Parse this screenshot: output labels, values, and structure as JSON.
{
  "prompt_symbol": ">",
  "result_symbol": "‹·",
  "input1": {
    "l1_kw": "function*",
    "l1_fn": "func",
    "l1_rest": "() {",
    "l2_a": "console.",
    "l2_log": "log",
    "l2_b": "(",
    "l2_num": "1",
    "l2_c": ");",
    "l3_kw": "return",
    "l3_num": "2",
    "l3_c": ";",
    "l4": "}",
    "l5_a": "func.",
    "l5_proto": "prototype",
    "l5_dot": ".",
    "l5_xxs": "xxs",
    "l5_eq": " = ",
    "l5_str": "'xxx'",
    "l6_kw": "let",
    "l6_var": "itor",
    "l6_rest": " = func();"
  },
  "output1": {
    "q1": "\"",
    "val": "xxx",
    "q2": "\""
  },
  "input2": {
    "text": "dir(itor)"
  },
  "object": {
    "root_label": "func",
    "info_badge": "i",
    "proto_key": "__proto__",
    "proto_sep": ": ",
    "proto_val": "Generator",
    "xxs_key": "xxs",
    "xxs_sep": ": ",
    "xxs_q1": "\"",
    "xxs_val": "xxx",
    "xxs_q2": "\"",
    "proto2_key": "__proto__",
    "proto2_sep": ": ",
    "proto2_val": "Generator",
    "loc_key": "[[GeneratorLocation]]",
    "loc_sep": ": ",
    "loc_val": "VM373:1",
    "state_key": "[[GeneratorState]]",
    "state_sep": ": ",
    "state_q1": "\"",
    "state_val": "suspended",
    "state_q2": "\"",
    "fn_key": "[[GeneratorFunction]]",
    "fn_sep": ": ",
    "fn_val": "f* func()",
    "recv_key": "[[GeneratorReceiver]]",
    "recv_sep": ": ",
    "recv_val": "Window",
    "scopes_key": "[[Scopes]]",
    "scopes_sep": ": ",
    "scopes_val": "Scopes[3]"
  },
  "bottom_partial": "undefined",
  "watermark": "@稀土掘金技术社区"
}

· · · ·

Extract every record and return it verbatim.

Complete answer:
Parse this screenshot: output labels, values, and structure as JSON.
{
  "prompt_symbol": ">",
  "result_symbol": "‹·",
  "input1": {
    "l1_kw": "function*",
    "l1_fn": "func",
    "l1_rest": "() {",
    "l2_a": "console.",
    "l2_log": "log",
    "l2_b": "(",
    "l2_num": "1",
    "l2_c": ");",
    "l3_kw": "return",
    "l3_num": "2",
    "l3_c": ";",
    "l4": "}",
    "l5_a": "func.",
    "l5_proto": "prototype",
    "l5_dot": ".",
    "l5_xxs": "xxs",
    "l5_eq": " = ",
    "l5_str": "'xxx'",
    "l6_kw": "let",
    "l6_var": "itor",
    "l6_rest": " = func();"
  },
  "output1": {
    "q1": "\"",
    "val": "xxx",
    "q2": "\""
  },
  "input2": {
    "text": "dir(itor)"
  },
  "object": {
    "root_label": "func",
    "info_badge": "i",
    "proto_key": "__proto__",
    "proto_sep": ": ",
    "proto_val": "Generator",
    "xxs_key": "xxs",
    "xxs_sep": ": ",
    "xxs_q1": "\"",
    "xxs_val": "xxx",
    "xxs_q2": "\"",
    "proto2_key": "__proto__",
    "proto2_sep": ": ",
    "proto2_val": "Generator",
    "loc_key": "[[GeneratorLocation]]",
    "loc_sep": ": ",
    "loc_val": "VM373:1",
    "state_key": "[[GeneratorState]]",
    "state_sep": ": ",
    "state_q1": "\"",
    "state_val": "suspended",
    "state_q2": "\"",
    "fn_key": "[[GeneratorFunction]]",
    "fn_sep": ": ",
    "fn_val": "f* func()",
    "recv_key": "[[GeneratorReceiver]]",
    "recv_sep": ": ",
    "recv_val": "Window",
    "scopes_key": "[[Scopes]]",
    "scopes_sep": ": ",
    "scopes_val": "Scopes[3]"
  },
  "bottom_partial": "undefined",
  "watermark": "@稀土掘金技术社区"
}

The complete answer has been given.